### Task prompt
Reproduce the listing below verbatim, omitting the pictures.

### Available records

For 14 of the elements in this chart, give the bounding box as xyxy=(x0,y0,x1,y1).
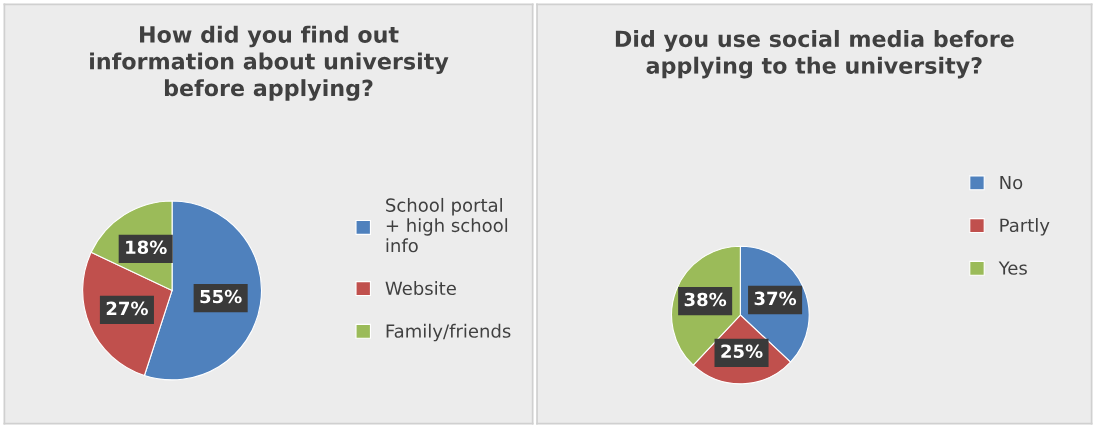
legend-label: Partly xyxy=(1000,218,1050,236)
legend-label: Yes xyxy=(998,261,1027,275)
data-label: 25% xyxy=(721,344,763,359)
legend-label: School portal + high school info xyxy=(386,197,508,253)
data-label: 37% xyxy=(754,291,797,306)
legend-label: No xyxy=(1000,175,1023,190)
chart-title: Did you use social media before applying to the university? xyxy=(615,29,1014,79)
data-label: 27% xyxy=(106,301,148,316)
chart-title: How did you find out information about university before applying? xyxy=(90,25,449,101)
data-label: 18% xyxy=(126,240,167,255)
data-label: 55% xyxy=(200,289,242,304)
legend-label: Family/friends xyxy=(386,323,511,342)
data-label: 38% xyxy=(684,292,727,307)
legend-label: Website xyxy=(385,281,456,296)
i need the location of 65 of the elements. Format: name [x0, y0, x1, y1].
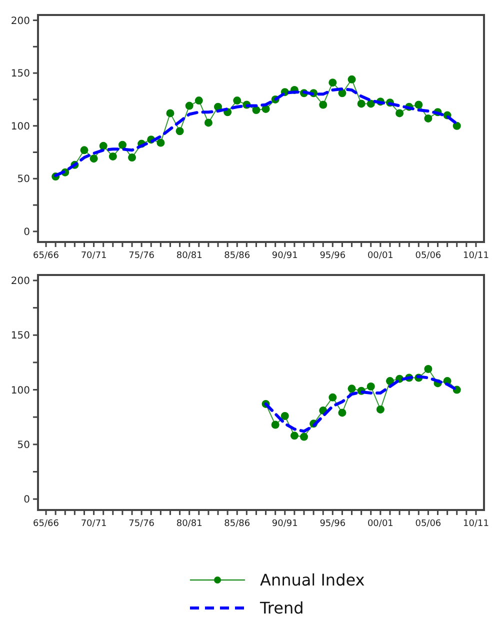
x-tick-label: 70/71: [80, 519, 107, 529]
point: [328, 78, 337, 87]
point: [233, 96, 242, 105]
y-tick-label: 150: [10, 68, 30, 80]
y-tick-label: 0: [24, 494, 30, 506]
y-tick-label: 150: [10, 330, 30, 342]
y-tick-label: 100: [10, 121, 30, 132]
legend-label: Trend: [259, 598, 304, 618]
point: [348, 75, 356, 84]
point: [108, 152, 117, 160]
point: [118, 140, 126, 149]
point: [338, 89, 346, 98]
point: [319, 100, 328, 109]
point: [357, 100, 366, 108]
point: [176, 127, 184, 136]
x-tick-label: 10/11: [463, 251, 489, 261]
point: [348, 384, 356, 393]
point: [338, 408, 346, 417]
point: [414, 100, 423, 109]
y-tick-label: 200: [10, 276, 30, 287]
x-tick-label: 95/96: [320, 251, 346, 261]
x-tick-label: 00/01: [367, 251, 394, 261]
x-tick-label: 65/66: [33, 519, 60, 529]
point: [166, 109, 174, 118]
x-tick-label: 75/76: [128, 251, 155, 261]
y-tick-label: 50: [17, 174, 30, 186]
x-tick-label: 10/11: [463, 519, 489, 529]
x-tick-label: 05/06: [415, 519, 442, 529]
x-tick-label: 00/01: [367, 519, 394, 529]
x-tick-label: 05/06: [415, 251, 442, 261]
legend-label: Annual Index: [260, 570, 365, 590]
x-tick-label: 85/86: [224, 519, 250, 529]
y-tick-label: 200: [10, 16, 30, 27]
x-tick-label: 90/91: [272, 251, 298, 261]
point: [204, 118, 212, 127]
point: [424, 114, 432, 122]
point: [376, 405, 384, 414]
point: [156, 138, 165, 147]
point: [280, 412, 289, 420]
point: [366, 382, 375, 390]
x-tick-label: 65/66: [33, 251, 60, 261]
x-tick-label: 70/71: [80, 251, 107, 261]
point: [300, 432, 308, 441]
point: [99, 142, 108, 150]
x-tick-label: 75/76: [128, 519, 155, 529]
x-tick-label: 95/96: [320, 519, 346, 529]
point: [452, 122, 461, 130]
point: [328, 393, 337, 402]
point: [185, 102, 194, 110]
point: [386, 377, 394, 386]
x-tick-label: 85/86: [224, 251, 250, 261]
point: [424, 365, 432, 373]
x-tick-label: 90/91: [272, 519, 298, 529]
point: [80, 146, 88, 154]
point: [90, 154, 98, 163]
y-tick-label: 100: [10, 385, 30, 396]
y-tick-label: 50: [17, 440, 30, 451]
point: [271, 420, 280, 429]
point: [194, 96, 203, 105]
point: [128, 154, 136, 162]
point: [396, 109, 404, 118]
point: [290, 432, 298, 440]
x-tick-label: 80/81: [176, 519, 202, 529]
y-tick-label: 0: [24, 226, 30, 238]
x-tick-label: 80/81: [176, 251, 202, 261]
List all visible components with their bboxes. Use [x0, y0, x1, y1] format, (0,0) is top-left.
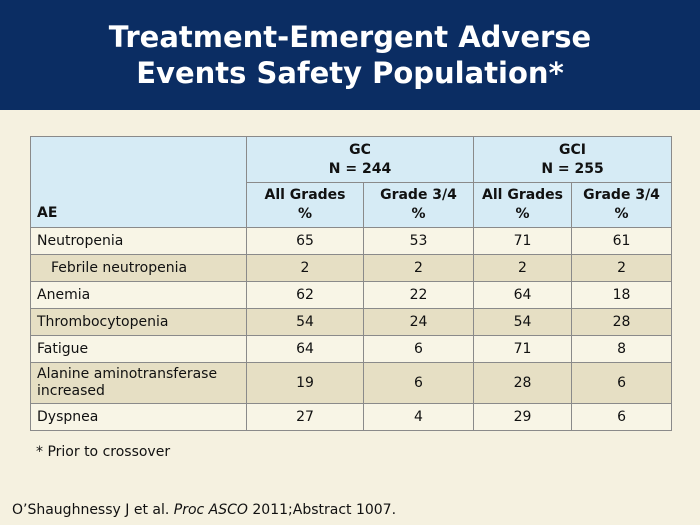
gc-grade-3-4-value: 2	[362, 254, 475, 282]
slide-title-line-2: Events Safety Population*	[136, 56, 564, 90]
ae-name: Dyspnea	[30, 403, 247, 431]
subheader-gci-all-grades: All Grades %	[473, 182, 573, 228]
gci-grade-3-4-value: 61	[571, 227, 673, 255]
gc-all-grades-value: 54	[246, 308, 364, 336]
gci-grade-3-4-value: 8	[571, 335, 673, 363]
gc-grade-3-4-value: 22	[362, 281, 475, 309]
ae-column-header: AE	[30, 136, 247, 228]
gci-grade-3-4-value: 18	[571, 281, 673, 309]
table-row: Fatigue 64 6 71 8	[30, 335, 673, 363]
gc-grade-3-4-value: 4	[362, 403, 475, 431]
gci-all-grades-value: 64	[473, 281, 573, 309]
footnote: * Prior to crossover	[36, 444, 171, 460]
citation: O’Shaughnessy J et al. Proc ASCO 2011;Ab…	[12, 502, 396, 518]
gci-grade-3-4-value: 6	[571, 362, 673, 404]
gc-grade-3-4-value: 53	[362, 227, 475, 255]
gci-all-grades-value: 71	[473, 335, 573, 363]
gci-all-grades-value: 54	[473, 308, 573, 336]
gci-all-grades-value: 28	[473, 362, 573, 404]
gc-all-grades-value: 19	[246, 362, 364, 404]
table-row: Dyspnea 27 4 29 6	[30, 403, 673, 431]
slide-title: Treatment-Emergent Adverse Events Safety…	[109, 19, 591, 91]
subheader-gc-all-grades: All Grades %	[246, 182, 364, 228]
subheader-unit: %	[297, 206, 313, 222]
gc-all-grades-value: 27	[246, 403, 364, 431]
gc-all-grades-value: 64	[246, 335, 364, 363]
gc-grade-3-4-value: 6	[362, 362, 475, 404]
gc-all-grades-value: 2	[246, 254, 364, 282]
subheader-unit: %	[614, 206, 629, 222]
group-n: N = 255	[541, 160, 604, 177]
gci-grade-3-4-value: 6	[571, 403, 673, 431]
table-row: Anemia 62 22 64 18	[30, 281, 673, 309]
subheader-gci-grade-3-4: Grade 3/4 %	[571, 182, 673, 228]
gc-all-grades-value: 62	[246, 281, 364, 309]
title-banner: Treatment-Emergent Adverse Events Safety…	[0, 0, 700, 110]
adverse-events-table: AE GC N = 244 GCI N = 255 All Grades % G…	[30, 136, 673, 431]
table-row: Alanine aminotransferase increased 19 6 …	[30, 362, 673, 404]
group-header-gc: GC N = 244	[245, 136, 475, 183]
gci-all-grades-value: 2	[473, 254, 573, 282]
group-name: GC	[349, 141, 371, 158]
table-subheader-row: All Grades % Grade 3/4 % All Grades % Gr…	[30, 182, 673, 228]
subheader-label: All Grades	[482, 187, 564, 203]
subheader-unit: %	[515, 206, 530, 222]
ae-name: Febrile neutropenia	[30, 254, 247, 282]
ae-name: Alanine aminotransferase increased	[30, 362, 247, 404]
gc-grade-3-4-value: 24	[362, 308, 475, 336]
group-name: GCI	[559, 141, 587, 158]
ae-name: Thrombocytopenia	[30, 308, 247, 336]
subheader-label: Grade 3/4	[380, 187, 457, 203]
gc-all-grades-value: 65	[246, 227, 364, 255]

### Full response
For 14 of the elements in this chart, give the bounding box as xyxy=(x0,y0,x1,y1).
legend-label: Partly xyxy=(1000,218,1050,236)
legend-label: Yes xyxy=(998,261,1027,275)
data-label: 25% xyxy=(721,344,763,359)
legend-label: School portal + high school info xyxy=(386,197,508,253)
data-label: 37% xyxy=(754,291,797,306)
legend-label: No xyxy=(1000,175,1023,190)
chart-title: Did you use social media before applying to the university? xyxy=(615,29,1014,79)
data-label: 27% xyxy=(106,301,148,316)
chart-title: How did you find out information about university before applying? xyxy=(90,25,449,101)
data-label: 18% xyxy=(126,240,167,255)
data-label: 55% xyxy=(200,289,242,304)
legend-label: Family/friends xyxy=(386,323,511,342)
data-label: 38% xyxy=(684,292,727,307)
legend-label: Website xyxy=(385,281,456,296)
i need the location of 65 of the elements. Format: name [x0, y0, x1, y1].
x-tick-label: 70/71: [80, 519, 107, 529]
point: [328, 78, 337, 87]
point: [233, 96, 242, 105]
y-tick-label: 150: [10, 68, 30, 80]
y-tick-label: 0: [24, 494, 30, 506]
y-tick-label: 150: [10, 330, 30, 342]
y-tick-label: 100: [10, 121, 30, 132]
legend-label: Trend: [259, 598, 304, 618]
point: [348, 75, 356, 84]
point: [108, 152, 117, 160]
point: [118, 140, 126, 149]
point: [338, 89, 346, 98]
point: [319, 100, 328, 109]
point: [357, 100, 366, 108]
point: [176, 127, 184, 136]
x-tick-label: 10/11: [463, 251, 489, 261]
point: [348, 384, 356, 393]
point: [338, 408, 346, 417]
point: [414, 100, 423, 109]
y-tick-label: 200: [10, 276, 30, 287]
x-tick-label: 95/96: [320, 251, 346, 261]
x-tick-label: 00/01: [367, 251, 394, 261]
x-tick-label: 65/66: [33, 519, 60, 529]
point: [166, 109, 174, 118]
x-tick-label: 75/76: [128, 251, 155, 261]
y-tick-label: 50: [17, 174, 30, 186]
x-tick-label: 10/11: [463, 519, 489, 529]
x-tick-label: 05/06: [415, 519, 442, 529]
x-tick-label: 00/01: [367, 519, 394, 529]
x-tick-label: 05/06: [415, 251, 442, 261]
legend-label: Annual Index: [260, 570, 365, 590]
x-tick-label: 85/86: [224, 519, 250, 529]
y-tick-label: 200: [10, 16, 30, 27]
x-tick-label: 90/91: [272, 251, 298, 261]
point: [204, 118, 212, 127]
point: [424, 114, 432, 122]
point: [376, 405, 384, 414]
point: [156, 138, 165, 147]
point: [280, 412, 289, 420]
point: [366, 382, 375, 390]
x-tick-label: 65/66: [33, 251, 60, 261]
x-tick-label: 70/71: [80, 251, 107, 261]
point: [300, 432, 308, 441]
point: [99, 142, 108, 150]
x-tick-label: 75/76: [128, 519, 155, 529]
x-tick-label: 95/96: [320, 519, 346, 529]
point: [452, 122, 461, 130]
point: [328, 393, 337, 402]
point: [185, 102, 194, 110]
point: [386, 377, 394, 386]
x-tick-label: 85/86: [224, 251, 250, 261]
point: [424, 365, 432, 373]
x-tick-label: 90/91: [272, 519, 298, 529]
point: [80, 146, 88, 154]
point: [90, 154, 98, 163]
y-tick-label: 100: [10, 385, 30, 396]
y-tick-label: 50: [17, 440, 30, 451]
point: [271, 420, 280, 429]
point: [194, 96, 203, 105]
point: [128, 154, 136, 162]
point: [396, 109, 404, 118]
point: [290, 432, 298, 440]
x-tick-label: 80/81: [176, 519, 202, 529]
y-tick-label: 0: [24, 226, 30, 238]
x-tick-label: 80/81: [176, 251, 202, 261]
List all visible components with their bboxes. Use [x0, y0, x1, y1] format, (0,0) is top-left.
gc-grade-3-4-value: 2	[362, 254, 475, 282]
slide-title-line-2: Events Safety Population*	[136, 56, 564, 90]
ae-name: Dyspnea	[30, 403, 247, 431]
subheader-gci-all-grades: All Grades %	[473, 182, 573, 228]
gci-grade-3-4-value: 61	[571, 227, 673, 255]
gc-all-grades-value: 54	[246, 308, 364, 336]
gci-grade-3-4-value: 8	[571, 335, 673, 363]
gc-grade-3-4-value: 22	[362, 281, 475, 309]
ae-column-header: AE	[30, 136, 247, 228]
gci-grade-3-4-value: 18	[571, 281, 673, 309]
table-row: Fatigue 64 6 71 8	[30, 335, 673, 363]
gc-grade-3-4-value: 4	[362, 403, 475, 431]
gci-all-grades-value: 64	[473, 281, 573, 309]
footnote: * Prior to crossover	[36, 444, 171, 460]
citation: O’Shaughnessy J et al. Proc ASCO 2011;Ab…	[12, 502, 396, 518]
gci-grade-3-4-value: 6	[571, 362, 673, 404]
gc-grade-3-4-value: 53	[362, 227, 475, 255]
gci-all-grades-value: 71	[473, 335, 573, 363]
gci-all-grades-value: 54	[473, 308, 573, 336]
gci-all-grades-value: 28	[473, 362, 573, 404]
gc-all-grades-value: 19	[246, 362, 364, 404]
table-row: Dyspnea 27 4 29 6	[30, 403, 673, 431]
slide-title: Treatment-Emergent Adverse Events Safety…	[109, 19, 591, 91]
subheader-gc-all-grades: All Grades %	[246, 182, 364, 228]
subheader-unit: %	[297, 206, 313, 222]
gc-all-grades-value: 27	[246, 403, 364, 431]
gc-all-grades-value: 64	[246, 335, 364, 363]
gc-grade-3-4-value: 6	[362, 362, 475, 404]
gc-all-grades-value: 2	[246, 254, 364, 282]
subheader-unit: %	[614, 206, 629, 222]
group-n: N = 255	[541, 160, 604, 177]
gci-grade-3-4-value: 6	[571, 403, 673, 431]
table-row: Anemia 62 22 64 18	[30, 281, 673, 309]
subheader-gci-grade-3-4: Grade 3/4 %	[571, 182, 673, 228]
gc-all-grades-value: 62	[246, 281, 364, 309]
title-banner: Treatment-Emergent Adverse Events Safety…	[0, 0, 700, 110]
adverse-events-table: AE GC N = 244 GCI N = 255 All Grades % G…	[30, 136, 673, 431]
table-row: Alanine aminotransferase increased 19 6 …	[30, 362, 673, 404]
group-header-gc: GC N = 244	[245, 136, 475, 183]
gci-all-grades-value: 2	[473, 254, 573, 282]
group-name: GC	[349, 141, 371, 158]
table-subheader-row: All Grades % Grade 3/4 % All Grades % Gr…	[30, 182, 673, 228]
subheader-label: All Grades	[482, 187, 564, 203]
subheader-unit: %	[515, 206, 530, 222]
ae-name: Febrile neutropenia	[30, 254, 247, 282]
ae-name: Alanine aminotransferase increased	[30, 362, 247, 404]
gc-grade-3-4-value: 24	[362, 308, 475, 336]
group-name: GCI	[559, 141, 587, 158]
ae-name: Thrombocytopenia	[30, 308, 247, 336]
subheader-label: Grade 3/4	[380, 187, 457, 203]
gc-all-grades-value: 65	[246, 227, 364, 255]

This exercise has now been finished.